[Collection entries]
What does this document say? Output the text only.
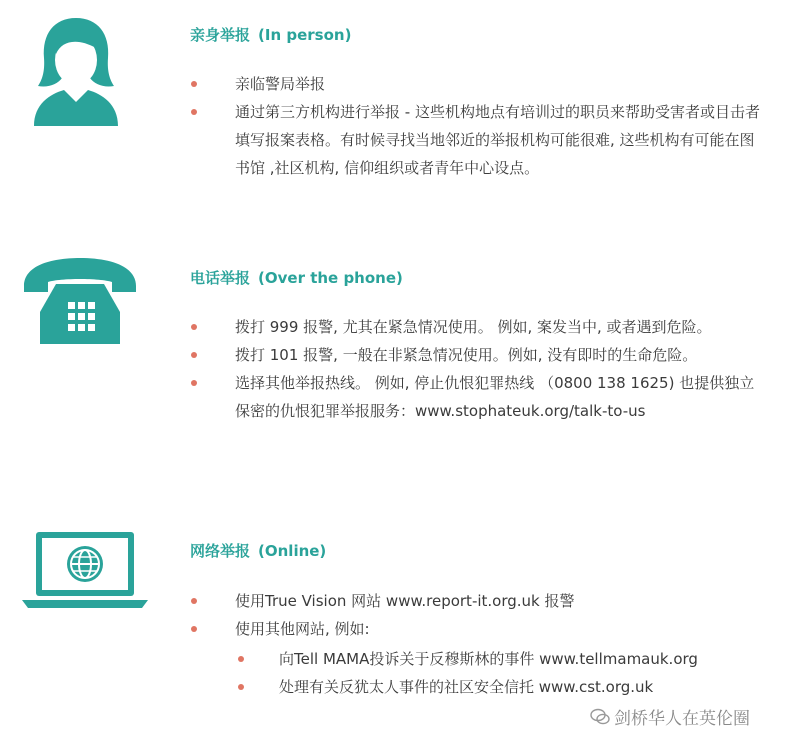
亲身举报 (In person)
亲临警局举报
通过第三方机构进行举报 - 这些机构地点有培训过的职员来帮助受害者或目击者填写报案表格。有时候寻找当地邻近的举报机构可能很难, 这些机构有可能在图书馆 ,社区机构, 信仰组织或者青年中心设点。
电话举报 (Over the phone)
拨打 999 报警, 尤其在紧急情况使用。 例如, 案发当中, 或者遇到危险。
拨打 101 报警, 一般在非紧急情况使用。例如, 没有即时的生命危险。
选择其他举报热线。 例如, 停止仇恨犯罪热线 （0800 138 1625) 也提供独立保密的仇恨犯罪举报服务：www.stophateuk.org/talk-to-us
网络举报 (Online)
使用True Vision 网站 www.report-it.org.uk 报警
使用其他网站, 例如:
向Tell MAMA投诉关于反穆斯林的事件 www.tellmamauk.org
处理有关反犹太人事件的社区安全信托 www.cst.org.uk
剑桥华人在英伦圈
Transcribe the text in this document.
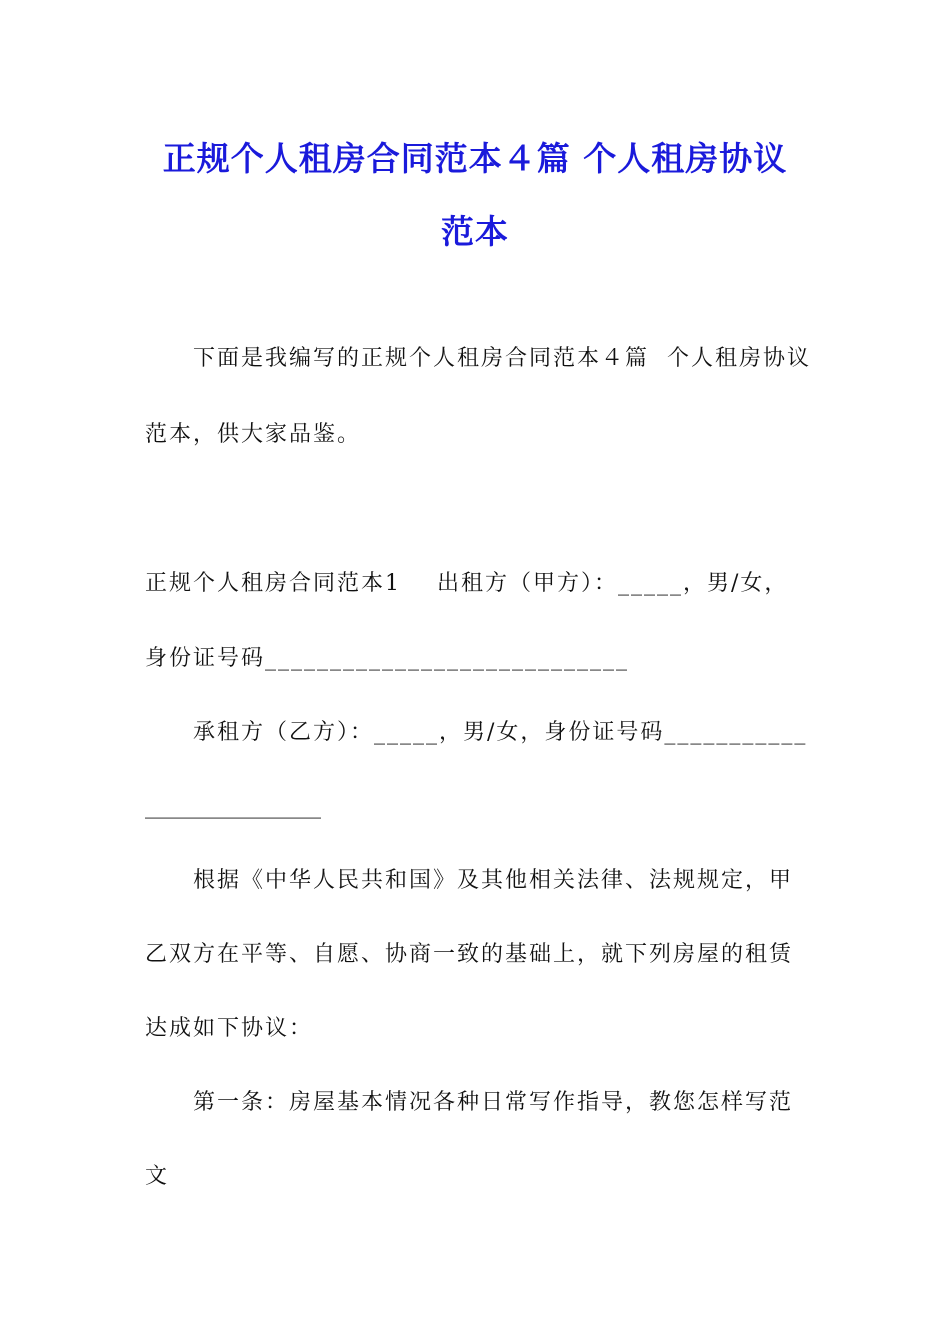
正规个人租房合同范本４篇 个人租房协议
范本
下面是我编写的正规个人租房合同范本４篇  个人租房协议
范本，供大家品鉴。
正规个人租房合同范本1    出租方（甲方）：_____，男/女，
身份证号码____________________________
承租方（乙方）：_____，男/女，身份证号码___________
________________
根据《中华人民共和国》及其他相关法律、法规规定，甲
乙双方在平等、自愿、协商一致的基础上，就下列房屋的租赁
达成如下协议：
第一条：房屋基本情况各种日常写作指导，教您怎样写范
文
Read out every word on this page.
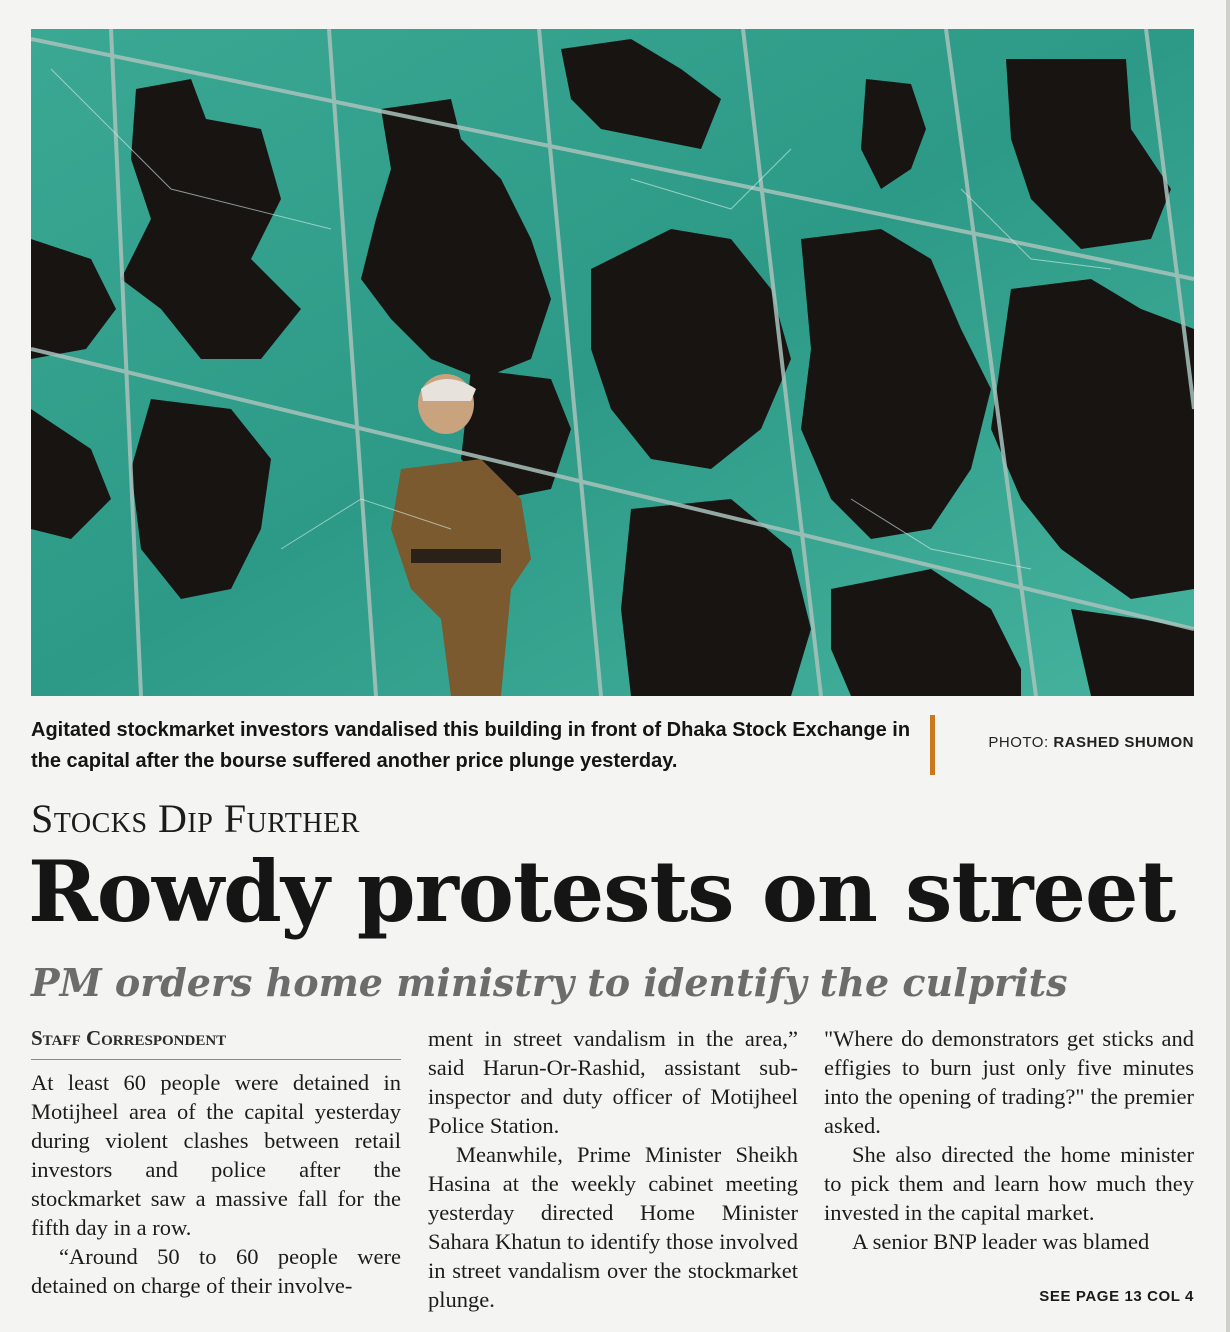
Agitated stockmarket investors vandalised this building in front of Dhaka Stock Exchange in the capital after the bourse suffered another price plunge yesterday.
PHOTO: RASHED SHUMON
Stocks Dip Further
Rowdy protests on street
PM orders home ministry to identify the culprits
Staff Correspondent

At least 60 people were detained in Motijheel area of the capital yesterday during violent clashes between retail investors and police after the stockmarket saw a massive fall for the fifth day in a row.

“Around 50 to 60 people were detained on charge of their involve-

ment in street vandalism in the area,” said Harun-Or-Rashid, assistant sub-inspector and duty officer of Motijheel Police Station.

Meanwhile, Prime Minister Sheikh Hasina at the weekly cabinet meeting yesterday directed Home Minister Sahara Khatun to identify those involved in street vandalism over the stockmarket plunge.

"Where do demonstrators get sticks and effigies to burn just only five minutes into the opening of trading?" the premier asked.

She also directed the home minister to pick them and learn how much they invested in the capital market.

A senior BNP leader was blamed

SEE PAGE 13 COL 4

**WHAT TO DO**
Please write out all of the material above without changing a word, and omit any pictures.

**WRITTEN SOLUTION**
What does this document say? Output the text only.
亲身举报 (In person)
亲临警局举报
通过第三方机构进行举报 - 这些机构地点有培训过的职员来帮助受害者或目击者填写报案表格。有时候寻找当地邻近的举报机构可能很难, 这些机构有可能在图书馆 ,社区机构, 信仰组织或者青年中心设点。
电话举报 (Over the phone)
拨打 999 报警, 尤其在紧急情况使用。 例如, 案发当中, 或者遇到危险。
拨打 101 报警, 一般在非紧急情况使用。例如, 没有即时的生命危险。
选择其他举报热线。 例如, 停止仇恨犯罪热线 （0800 138 1625) 也提供独立保密的仇恨犯罪举报服务：www.stophateuk.org/talk-to-us
网络举报 (Online)
使用True Vision 网站 www.report-it.org.uk 报警
使用其他网站, 例如:
向Tell MAMA投诉关于反穆斯林的事件 www.tellmamauk.org
处理有关反犹太人事件的社区安全信托 www.cst.org.uk
剑桥华人在英伦圈
Transcribe the text in this document.
正规个人租房合同范本４篇 个人租房协议
范本
下面是我编写的正规个人租房合同范本４篇  个人租房协议
范本，供大家品鉴。
正规个人租房合同范本1    出租方（甲方）：_____，男/女，
身份证号码____________________________
承租方（乙方）：_____，男/女，身份证号码___________
________________
根据《中华人民共和国》及其他相关法律、法规规定，甲
乙双方在平等、自愿、协商一致的基础上，就下列房屋的租赁
达成如下协议：
第一条：房屋基本情况各种日常写作指导，教您怎样写范
文
Read out every word on this page.
Agitated stockmarket investors vandalised this building in front of Dhaka Stock Exchange in the capital after the bourse suffered another price plunge yesterday.
PHOTO: RASHED SHUMON
Stocks Dip Further
Rowdy protests on street
PM orders home ministry to identify the culprits
Staff Correspondent

At least 60 people were detained in Motijheel area of the capital yesterday during violent clashes between retail investors and police after the stockmarket saw a massive fall for the fifth day in a row.

“Around 50 to 60 people were detained on charge of their involve-

ment in street vandalism in the area,” said Harun-Or-Rashid, assistant sub-inspector and duty officer of Motijheel Police Station.

Meanwhile, Prime Minister Sheikh Hasina at the weekly cabinet meeting yesterday directed Home Minister Sahara Khatun to identify those involved in street vandalism over the stockmarket plunge.

"Where do demonstrators get sticks and effigies to burn just only five minutes into the opening of trading?" the premier asked.

She also directed the home minister to pick them and learn how much they invested in the capital market.

A senior BNP leader was blamed

SEE PAGE 13 COL 4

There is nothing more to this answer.